:: AIM ::
Give all of the lines again, with nothing added or dropped.

:: Records from a data source ::
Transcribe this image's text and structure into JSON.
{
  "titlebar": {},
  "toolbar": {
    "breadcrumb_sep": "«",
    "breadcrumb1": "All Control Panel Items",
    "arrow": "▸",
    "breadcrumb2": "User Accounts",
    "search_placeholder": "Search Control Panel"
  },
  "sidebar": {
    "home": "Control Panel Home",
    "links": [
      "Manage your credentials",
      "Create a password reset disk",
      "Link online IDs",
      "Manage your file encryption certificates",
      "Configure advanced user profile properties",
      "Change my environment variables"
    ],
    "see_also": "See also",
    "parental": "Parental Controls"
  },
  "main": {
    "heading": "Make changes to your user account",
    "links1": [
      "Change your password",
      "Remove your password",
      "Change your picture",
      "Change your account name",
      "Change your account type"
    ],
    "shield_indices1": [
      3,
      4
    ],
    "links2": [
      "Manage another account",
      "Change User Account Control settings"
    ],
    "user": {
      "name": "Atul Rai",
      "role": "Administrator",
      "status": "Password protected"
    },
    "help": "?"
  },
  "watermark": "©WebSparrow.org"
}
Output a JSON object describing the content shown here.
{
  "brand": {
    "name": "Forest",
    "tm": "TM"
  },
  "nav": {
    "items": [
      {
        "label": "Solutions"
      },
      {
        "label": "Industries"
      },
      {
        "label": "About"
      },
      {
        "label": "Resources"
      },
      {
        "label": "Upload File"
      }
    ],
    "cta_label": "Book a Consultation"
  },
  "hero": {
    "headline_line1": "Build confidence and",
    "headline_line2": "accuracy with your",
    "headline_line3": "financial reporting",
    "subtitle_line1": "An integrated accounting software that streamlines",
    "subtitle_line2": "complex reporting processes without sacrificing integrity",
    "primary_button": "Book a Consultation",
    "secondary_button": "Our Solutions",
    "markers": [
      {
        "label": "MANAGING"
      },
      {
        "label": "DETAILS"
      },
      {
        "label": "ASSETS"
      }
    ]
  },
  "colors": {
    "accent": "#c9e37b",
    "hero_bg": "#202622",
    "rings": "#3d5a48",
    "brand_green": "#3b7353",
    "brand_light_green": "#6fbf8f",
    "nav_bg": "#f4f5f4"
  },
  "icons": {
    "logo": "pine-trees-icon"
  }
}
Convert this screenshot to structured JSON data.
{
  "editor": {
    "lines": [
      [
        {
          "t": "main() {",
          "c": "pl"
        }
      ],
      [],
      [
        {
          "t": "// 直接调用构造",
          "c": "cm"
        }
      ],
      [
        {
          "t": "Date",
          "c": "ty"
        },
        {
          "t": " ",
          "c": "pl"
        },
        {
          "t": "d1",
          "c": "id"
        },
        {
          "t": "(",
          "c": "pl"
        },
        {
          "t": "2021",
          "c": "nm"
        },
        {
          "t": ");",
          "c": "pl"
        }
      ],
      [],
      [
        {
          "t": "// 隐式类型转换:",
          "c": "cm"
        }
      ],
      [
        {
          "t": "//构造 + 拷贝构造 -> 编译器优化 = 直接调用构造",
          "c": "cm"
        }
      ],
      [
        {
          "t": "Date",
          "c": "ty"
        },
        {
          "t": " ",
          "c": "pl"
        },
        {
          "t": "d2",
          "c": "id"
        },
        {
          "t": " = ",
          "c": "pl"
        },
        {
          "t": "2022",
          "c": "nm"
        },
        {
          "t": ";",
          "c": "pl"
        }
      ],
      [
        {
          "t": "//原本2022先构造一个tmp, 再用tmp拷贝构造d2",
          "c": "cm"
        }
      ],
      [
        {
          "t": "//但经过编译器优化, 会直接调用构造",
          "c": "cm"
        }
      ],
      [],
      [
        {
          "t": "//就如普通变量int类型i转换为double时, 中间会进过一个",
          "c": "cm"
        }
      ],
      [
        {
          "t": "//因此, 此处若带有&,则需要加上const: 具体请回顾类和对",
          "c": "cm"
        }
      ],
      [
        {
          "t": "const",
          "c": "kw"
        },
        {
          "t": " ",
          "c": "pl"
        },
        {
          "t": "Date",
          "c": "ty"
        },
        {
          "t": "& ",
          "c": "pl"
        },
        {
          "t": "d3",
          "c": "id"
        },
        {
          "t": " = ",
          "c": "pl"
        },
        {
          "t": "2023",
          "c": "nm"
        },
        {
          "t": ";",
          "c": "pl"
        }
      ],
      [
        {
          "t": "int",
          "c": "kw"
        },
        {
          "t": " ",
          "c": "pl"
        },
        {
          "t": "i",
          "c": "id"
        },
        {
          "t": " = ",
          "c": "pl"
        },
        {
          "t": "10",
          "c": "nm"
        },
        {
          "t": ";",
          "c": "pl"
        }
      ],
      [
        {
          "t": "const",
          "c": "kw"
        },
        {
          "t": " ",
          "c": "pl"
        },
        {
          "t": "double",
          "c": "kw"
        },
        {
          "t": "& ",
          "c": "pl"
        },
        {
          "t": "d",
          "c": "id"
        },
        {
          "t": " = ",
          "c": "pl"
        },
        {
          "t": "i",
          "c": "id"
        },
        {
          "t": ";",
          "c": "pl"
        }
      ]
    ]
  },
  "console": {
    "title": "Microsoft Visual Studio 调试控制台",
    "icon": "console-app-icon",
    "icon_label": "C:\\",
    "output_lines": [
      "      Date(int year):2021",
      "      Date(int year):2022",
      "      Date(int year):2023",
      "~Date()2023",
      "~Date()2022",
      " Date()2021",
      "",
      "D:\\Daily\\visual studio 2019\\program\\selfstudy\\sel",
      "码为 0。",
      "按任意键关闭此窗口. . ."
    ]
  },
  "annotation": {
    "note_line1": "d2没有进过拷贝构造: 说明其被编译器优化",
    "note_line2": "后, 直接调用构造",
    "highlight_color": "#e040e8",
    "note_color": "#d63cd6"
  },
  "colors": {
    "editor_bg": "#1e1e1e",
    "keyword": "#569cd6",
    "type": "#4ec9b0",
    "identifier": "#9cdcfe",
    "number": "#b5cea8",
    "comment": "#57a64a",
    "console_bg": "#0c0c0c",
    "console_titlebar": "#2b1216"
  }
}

:: ANSWER TO THIS EXERCISE ::
Transcribe this image's text and structure into JSON.
{
  "titlebar": {},
  "toolbar": {
    "breadcrumb_sep": "«",
    "breadcrumb1": "All Control Panel Items",
    "arrow": "▸",
    "breadcrumb2": "User Accounts",
    "search_placeholder": "Search Control Panel"
  },
  "sidebar": {
    "home": "Control Panel Home",
    "links": [
      "Manage your credentials",
      "Create a password reset disk",
      "Link online IDs",
      "Manage your file encryption certificates",
      "Configure advanced user profile properties",
      "Change my environment variables"
    ],
    "see_also": "See also",
    "parental": "Parental Controls"
  },
  "main": {
    "heading": "Make changes to your user account",
    "links1": [
      "Change your password",
      "Remove your password",
      "Change your picture",
      "Change your account name",
      "Change your account type"
    ],
    "shield_indices1": [
      3,
      4
    ],
    "links2": [
      "Manage another account",
      "Change User Account Control settings"
    ],
    "user": {
      "name": "Atul Rai",
      "role": "Administrator",
      "status": "Password protected"
    },
    "help": "?"
  },
  "watermark": "©WebSparrow.org"
}
Output a JSON object describing the content shown here.
{
  "brand": {
    "name": "Forest",
    "tm": "TM"
  },
  "nav": {
    "items": [
      {
        "label": "Solutions"
      },
      {
        "label": "Industries"
      },
      {
        "label": "About"
      },
      {
        "label": "Resources"
      },
      {
        "label": "Upload File"
      }
    ],
    "cta_label": "Book a Consultation"
  },
  "hero": {
    "headline_line1": "Build confidence and",
    "headline_line2": "accuracy with your",
    "headline_line3": "financial reporting",
    "subtitle_line1": "An integrated accounting software that streamlines",
    "subtitle_line2": "complex reporting processes without sacrificing integrity",
    "primary_button": "Book a Consultation",
    "secondary_button": "Our Solutions",
    "markers": [
      {
        "label": "MANAGING"
      },
      {
        "label": "DETAILS"
      },
      {
        "label": "ASSETS"
      }
    ]
  },
  "colors": {
    "accent": "#c9e37b",
    "hero_bg": "#202622",
    "rings": "#3d5a48",
    "brand_green": "#3b7353",
    "brand_light_green": "#6fbf8f",
    "nav_bg": "#f4f5f4"
  },
  "icons": {
    "logo": "pine-trees-icon"
  }
}
Convert this screenshot to structured JSON data.
{
  "editor": {
    "lines": [
      [
        {
          "t": "main() {",
          "c": "pl"
        }
      ],
      [],
      [
        {
          "t": "// 直接调用构造",
          "c": "cm"
        }
      ],
      [
        {
          "t": "Date",
          "c": "ty"
        },
        {
          "t": " ",
          "c": "pl"
        },
        {
          "t": "d1",
          "c": "id"
        },
        {
          "t": "(",
          "c": "pl"
        },
        {
          "t": "2021",
          "c": "nm"
        },
        {
          "t": ");",
          "c": "pl"
        }
      ],
      [],
      [
        {
          "t": "// 隐式类型转换:",
          "c": "cm"
        }
      ],
      [
        {
          "t": "//构造 + 拷贝构造 -> 编译器优化 = 直接调用构造",
          "c": "cm"
        }
      ],
      [
        {
          "t": "Date",
          "c": "ty"
        },
        {
          "t": " ",
          "c": "pl"
        },
        {
          "t": "d2",
          "c": "id"
        },
        {
          "t": " = ",
          "c": "pl"
        },
        {
          "t": "2022",
          "c": "nm"
        },
        {
          "t": ";",
          "c": "pl"
        }
      ],
      [
        {
          "t": "//原本2022先构造一个tmp, 再用tmp拷贝构造d2",
          "c": "cm"
        }
      ],
      [
        {
          "t": "//但经过编译器优化, 会直接调用构造",
          "c": "cm"
        }
      ],
      [],
      [
        {
          "t": "//就如普通变量int类型i转换为double时, 中间会进过一个",
          "c": "cm"
        }
      ],
      [
        {
          "t": "//因此, 此处若带有&,则需要加上const: 具体请回顾类和对",
          "c": "cm"
        }
      ],
      [
        {
          "t": "const",
          "c": "kw"
        },
        {
          "t": " ",
          "c": "pl"
        },
        {
          "t": "Date",
          "c": "ty"
        },
        {
          "t": "& ",
          "c": "pl"
        },
        {
          "t": "d3",
          "c": "id"
        },
        {
          "t": " = ",
          "c": "pl"
        },
        {
          "t": "2023",
          "c": "nm"
        },
        {
          "t": ";",
          "c": "pl"
        }
      ],
      [
        {
          "t": "int",
          "c": "kw"
        },
        {
          "t": " ",
          "c": "pl"
        },
        {
          "t": "i",
          "c": "id"
        },
        {
          "t": " = ",
          "c": "pl"
        },
        {
          "t": "10",
          "c": "nm"
        },
        {
          "t": ";",
          "c": "pl"
        }
      ],
      [
        {
          "t": "const",
          "c": "kw"
        },
        {
          "t": " ",
          "c": "pl"
        },
        {
          "t": "double",
          "c": "kw"
        },
        {
          "t": "& ",
          "c": "pl"
        },
        {
          "t": "d",
          "c": "id"
        },
        {
          "t": " = ",
          "c": "pl"
        },
        {
          "t": "i",
          "c": "id"
        },
        {
          "t": ";",
          "c": "pl"
        }
      ]
    ]
  },
  "console": {
    "title": "Microsoft Visual Studio 调试控制台",
    "icon": "console-app-icon",
    "icon_label": "C:\\",
    "output_lines": [
      "      Date(int year):2021",
      "      Date(int year):2022",
      "      Date(int year):2023",
      "~Date()2023",
      "~Date()2022",
      " Date()2021",
      "",
      "D:\\Daily\\visual studio 2019\\program\\selfstudy\\sel",
      "码为 0。",
      "按任意键关闭此窗口. . ."
    ]
  },
  "annotation": {
    "note_line1": "d2没有进过拷贝构造: 说明其被编译器优化",
    "note_line2": "后, 直接调用构造",
    "highlight_color": "#e040e8",
    "note_color": "#d63cd6"
  },
  "colors": {
    "editor_bg": "#1e1e1e",
    "keyword": "#569cd6",
    "type": "#4ec9b0",
    "identifier": "#9cdcfe",
    "number": "#b5cea8",
    "comment": "#57a64a",
    "console_bg": "#0c0c0c",
    "console_titlebar": "#2b1216"
  }
}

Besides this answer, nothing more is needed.